• **What to work on**
Return every record verbatim.
____
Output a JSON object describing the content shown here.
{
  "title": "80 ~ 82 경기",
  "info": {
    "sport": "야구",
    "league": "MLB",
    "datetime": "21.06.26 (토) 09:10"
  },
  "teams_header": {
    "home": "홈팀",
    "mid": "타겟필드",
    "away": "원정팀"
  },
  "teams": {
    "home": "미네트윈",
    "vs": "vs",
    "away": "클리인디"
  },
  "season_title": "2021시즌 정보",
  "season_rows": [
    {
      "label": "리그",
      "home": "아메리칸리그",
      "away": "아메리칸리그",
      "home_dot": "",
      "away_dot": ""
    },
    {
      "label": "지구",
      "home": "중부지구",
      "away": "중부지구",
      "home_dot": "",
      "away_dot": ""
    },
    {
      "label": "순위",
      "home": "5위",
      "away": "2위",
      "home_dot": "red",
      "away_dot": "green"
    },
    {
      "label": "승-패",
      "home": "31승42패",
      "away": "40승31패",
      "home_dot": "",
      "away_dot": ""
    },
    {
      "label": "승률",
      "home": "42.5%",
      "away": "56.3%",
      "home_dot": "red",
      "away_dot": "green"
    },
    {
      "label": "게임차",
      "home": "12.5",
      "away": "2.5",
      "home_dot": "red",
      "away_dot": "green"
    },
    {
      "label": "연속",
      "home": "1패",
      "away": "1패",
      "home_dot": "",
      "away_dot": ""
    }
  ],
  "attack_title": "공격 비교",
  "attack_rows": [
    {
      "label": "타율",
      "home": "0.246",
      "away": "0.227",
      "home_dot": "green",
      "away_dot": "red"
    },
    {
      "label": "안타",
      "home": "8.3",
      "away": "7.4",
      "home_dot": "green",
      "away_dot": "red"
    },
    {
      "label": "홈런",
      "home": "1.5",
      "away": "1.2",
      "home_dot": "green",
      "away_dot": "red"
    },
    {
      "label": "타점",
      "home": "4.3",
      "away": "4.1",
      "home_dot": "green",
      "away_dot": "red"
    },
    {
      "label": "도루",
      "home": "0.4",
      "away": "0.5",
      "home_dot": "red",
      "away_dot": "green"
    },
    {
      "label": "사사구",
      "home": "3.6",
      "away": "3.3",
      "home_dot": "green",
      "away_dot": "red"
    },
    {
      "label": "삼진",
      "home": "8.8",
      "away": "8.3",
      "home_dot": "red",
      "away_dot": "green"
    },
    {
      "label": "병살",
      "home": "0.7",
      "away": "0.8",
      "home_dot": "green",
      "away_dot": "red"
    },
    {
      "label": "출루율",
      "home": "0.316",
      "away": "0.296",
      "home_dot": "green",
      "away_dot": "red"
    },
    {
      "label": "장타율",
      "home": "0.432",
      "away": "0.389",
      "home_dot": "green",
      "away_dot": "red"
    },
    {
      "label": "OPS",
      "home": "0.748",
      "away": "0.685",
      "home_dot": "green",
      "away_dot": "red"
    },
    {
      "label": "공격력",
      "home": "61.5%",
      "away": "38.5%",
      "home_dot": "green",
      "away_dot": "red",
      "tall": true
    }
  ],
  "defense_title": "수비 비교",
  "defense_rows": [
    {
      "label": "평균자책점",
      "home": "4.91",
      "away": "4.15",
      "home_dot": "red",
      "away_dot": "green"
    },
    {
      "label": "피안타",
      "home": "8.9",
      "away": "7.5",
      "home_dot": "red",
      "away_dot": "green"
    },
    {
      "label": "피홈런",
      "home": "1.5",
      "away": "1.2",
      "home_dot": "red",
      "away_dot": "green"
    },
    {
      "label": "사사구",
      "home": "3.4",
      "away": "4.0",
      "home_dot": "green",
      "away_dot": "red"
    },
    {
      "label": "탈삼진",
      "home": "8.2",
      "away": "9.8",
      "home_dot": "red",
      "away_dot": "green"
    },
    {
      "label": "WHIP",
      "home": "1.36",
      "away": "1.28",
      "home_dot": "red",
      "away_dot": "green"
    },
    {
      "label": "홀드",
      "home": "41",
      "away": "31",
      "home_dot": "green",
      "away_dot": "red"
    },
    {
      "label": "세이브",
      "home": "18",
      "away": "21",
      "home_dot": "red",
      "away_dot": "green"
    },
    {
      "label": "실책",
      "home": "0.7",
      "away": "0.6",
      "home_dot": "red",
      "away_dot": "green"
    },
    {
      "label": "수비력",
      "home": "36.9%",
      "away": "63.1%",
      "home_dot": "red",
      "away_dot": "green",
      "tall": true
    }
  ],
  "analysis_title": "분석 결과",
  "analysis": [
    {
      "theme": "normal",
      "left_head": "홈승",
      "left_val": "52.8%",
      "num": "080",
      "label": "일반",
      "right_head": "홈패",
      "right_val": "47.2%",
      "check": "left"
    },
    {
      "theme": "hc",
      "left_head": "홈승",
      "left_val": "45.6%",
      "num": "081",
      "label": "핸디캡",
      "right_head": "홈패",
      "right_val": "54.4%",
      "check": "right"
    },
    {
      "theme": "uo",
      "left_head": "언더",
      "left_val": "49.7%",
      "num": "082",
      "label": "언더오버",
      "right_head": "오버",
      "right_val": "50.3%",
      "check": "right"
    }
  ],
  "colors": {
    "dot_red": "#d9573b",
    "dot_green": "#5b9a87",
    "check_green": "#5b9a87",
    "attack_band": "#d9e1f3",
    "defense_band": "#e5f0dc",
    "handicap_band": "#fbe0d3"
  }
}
____
• **Result**
Output a JSON object describing the content shown here.
{
  "title": "80 ~ 82 경기",
  "info": {
    "sport": "야구",
    "league": "MLB",
    "datetime": "21.06.26 (토) 09:10"
  },
  "teams_header": {
    "home": "홈팀",
    "mid": "타겟필드",
    "away": "원정팀"
  },
  "teams": {
    "home": "미네트윈",
    "vs": "vs",
    "away": "클리인디"
  },
  "season_title": "2021시즌 정보",
  "season_rows": [
    {
      "label": "리그",
      "home": "아메리칸리그",
      "away": "아메리칸리그",
      "home_dot": "",
      "away_dot": ""
    },
    {
      "label": "지구",
      "home": "중부지구",
      "away": "중부지구",
      "home_dot": "",
      "away_dot": ""
    },
    {
      "label": "순위",
      "home": "5위",
      "away": "2위",
      "home_dot": "red",
      "away_dot": "green"
    },
    {
      "label": "승-패",
      "home": "31승42패",
      "away": "40승31패",
      "home_dot": "",
      "away_dot": ""
    },
    {
      "label": "승률",
      "home": "42.5%",
      "away": "56.3%",
      "home_dot": "red",
      "away_dot": "green"
    },
    {
      "label": "게임차",
      "home": "12.5",
      "away": "2.5",
      "home_dot": "red",
      "away_dot": "green"
    },
    {
      "label": "연속",
      "home": "1패",
      "away": "1패",
      "home_dot": "",
      "away_dot": ""
    }
  ],
  "attack_title": "공격 비교",
  "attack_rows": [
    {
      "label": "타율",
      "home": "0.246",
      "away": "0.227",
      "home_dot": "green",
      "away_dot": "red"
    },
    {
      "label": "안타",
      "home": "8.3",
      "away": "7.4",
      "home_dot": "green",
      "away_dot": "red"
    },
    {
      "label": "홈런",
      "home": "1.5",
      "away": "1.2",
      "home_dot": "green",
      "away_dot": "red"
    },
    {
      "label": "타점",
      "home": "4.3",
      "away": "4.1",
      "home_dot": "green",
      "away_dot": "red"
    },
    {
      "label": "도루",
      "home": "0.4",
      "away": "0.5",
      "home_dot": "red",
      "away_dot": "green"
    },
    {
      "label": "사사구",
      "home": "3.6",
      "away": "3.3",
      "home_dot": "green",
      "away_dot": "red"
    },
    {
      "label": "삼진",
      "home": "8.8",
      "away": "8.3",
      "home_dot": "red",
      "away_dot": "green"
    },
    {
      "label": "병살",
      "home": "0.7",
      "away": "0.8",
      "home_dot": "green",
      "away_dot": "red"
    },
    {
      "label": "출루율",
      "home": "0.316",
      "away": "0.296",
      "home_dot": "green",
      "away_dot": "red"
    },
    {
      "label": "장타율",
      "home": "0.432",
      "away": "0.389",
      "home_dot": "green",
      "away_dot": "red"
    },
    {
      "label": "OPS",
      "home": "0.748",
      "away": "0.685",
      "home_dot": "green",
      "away_dot": "red"
    },
    {
      "label": "공격력",
      "home": "61.5%",
      "away": "38.5%",
      "home_dot": "green",
      "away_dot": "red",
      "tall": true
    }
  ],
  "defense_title": "수비 비교",
  "defense_rows": [
    {
      "label": "평균자책점",
      "home": "4.91",
      "away": "4.15",
      "home_dot": "red",
      "away_dot": "green"
    },
    {
      "label": "피안타",
      "home": "8.9",
      "away": "7.5",
      "home_dot": "red",
      "away_dot": "green"
    },
    {
      "label": "피홈런",
      "home": "1.5",
      "away": "1.2",
      "home_dot": "red",
      "away_dot": "green"
    },
    {
      "label": "사사구",
      "home": "3.4",
      "away": "4.0",
      "home_dot": "green",
      "away_dot": "red"
    },
    {
      "label": "탈삼진",
      "home": "8.2",
      "away": "9.8",
      "home_dot": "red",
      "away_dot": "green"
    },
    {
      "label": "WHIP",
      "home": "1.36",
      "away": "1.28",
      "home_dot": "red",
      "away_dot": "green"
    },
    {
      "label": "홀드",
      "home": "41",
      "away": "31",
      "home_dot": "green",
      "away_dot": "red"
    },
    {
      "label": "세이브",
      "home": "18",
      "away": "21",
      "home_dot": "red",
      "away_dot": "green"
    },
    {
      "label": "실책",
      "home": "0.7",
      "away": "0.6",
      "home_dot": "red",
      "away_dot": "green"
    },
    {
      "label": "수비력",
      "home": "36.9%",
      "away": "63.1%",
      "home_dot": "red",
      "away_dot": "green",
      "tall": true
    }
  ],
  "analysis_title": "분석 결과",
  "analysis": [
    {
      "theme": "normal",
      "left_head": "홈승",
      "left_val": "52.8%",
      "num": "080",
      "label": "일반",
      "right_head": "홈패",
      "right_val": "47.2%",
      "check": "left"
    },
    {
      "theme": "hc",
      "left_head": "홈승",
      "left_val": "45.6%",
      "num": "081",
      "label": "핸디캡",
      "right_head": "홈패",
      "right_val": "54.4%",
      "check": "right"
    },
    {
      "theme": "uo",
      "left_head": "언더",
      "left_val": "49.7%",
      "num": "082",
      "label": "언더오버",
      "right_head": "오버",
      "right_val": "50.3%",
      "check": "right"
    }
  ],
  "colors": {
    "dot_red": "#d9573b",
    "dot_green": "#5b9a87",
    "check_green": "#5b9a87",
    "attack_band": "#d9e1f3",
    "defense_band": "#e5f0dc",
    "handicap_band": "#fbe0d3"
  }
}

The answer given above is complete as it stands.